# Problem to work on:
Filter the listing and keep only the lines with the word "mesh".

Dataset records:

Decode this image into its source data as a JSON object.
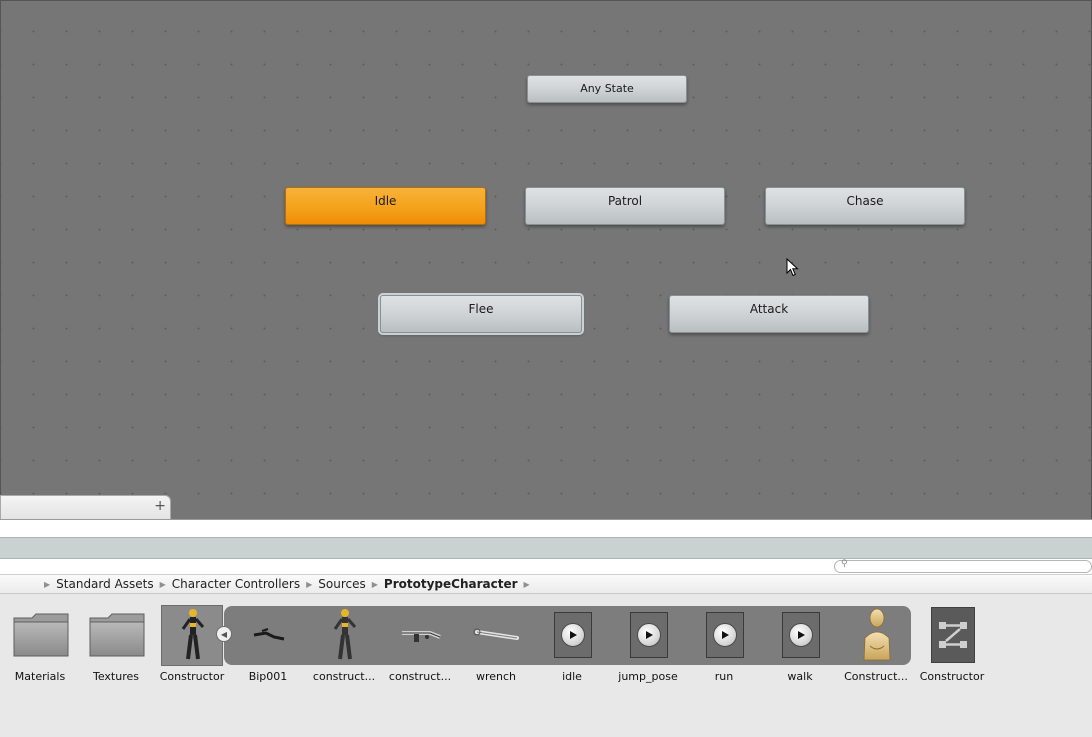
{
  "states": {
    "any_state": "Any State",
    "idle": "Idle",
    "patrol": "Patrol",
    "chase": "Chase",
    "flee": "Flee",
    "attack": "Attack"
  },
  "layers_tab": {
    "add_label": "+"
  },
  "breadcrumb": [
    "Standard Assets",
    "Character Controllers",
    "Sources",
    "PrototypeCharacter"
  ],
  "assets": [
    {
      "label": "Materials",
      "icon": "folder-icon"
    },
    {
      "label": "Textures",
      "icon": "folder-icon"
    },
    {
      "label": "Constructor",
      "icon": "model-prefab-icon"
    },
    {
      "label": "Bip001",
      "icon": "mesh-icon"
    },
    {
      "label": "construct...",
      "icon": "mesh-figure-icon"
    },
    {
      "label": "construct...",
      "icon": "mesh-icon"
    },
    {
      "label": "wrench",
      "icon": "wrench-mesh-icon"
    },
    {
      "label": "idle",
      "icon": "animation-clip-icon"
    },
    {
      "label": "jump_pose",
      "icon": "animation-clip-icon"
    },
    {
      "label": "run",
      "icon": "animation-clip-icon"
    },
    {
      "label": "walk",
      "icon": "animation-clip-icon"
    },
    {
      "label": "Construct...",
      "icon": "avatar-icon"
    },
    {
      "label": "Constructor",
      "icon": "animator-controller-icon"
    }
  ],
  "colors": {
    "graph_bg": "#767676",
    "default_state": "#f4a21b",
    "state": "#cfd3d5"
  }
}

# Written solution:
      "icon": "mesh-icon"
      "icon": "mesh-figure-icon"
      "icon": "mesh-icon"
      "icon": "wrench-mesh-icon"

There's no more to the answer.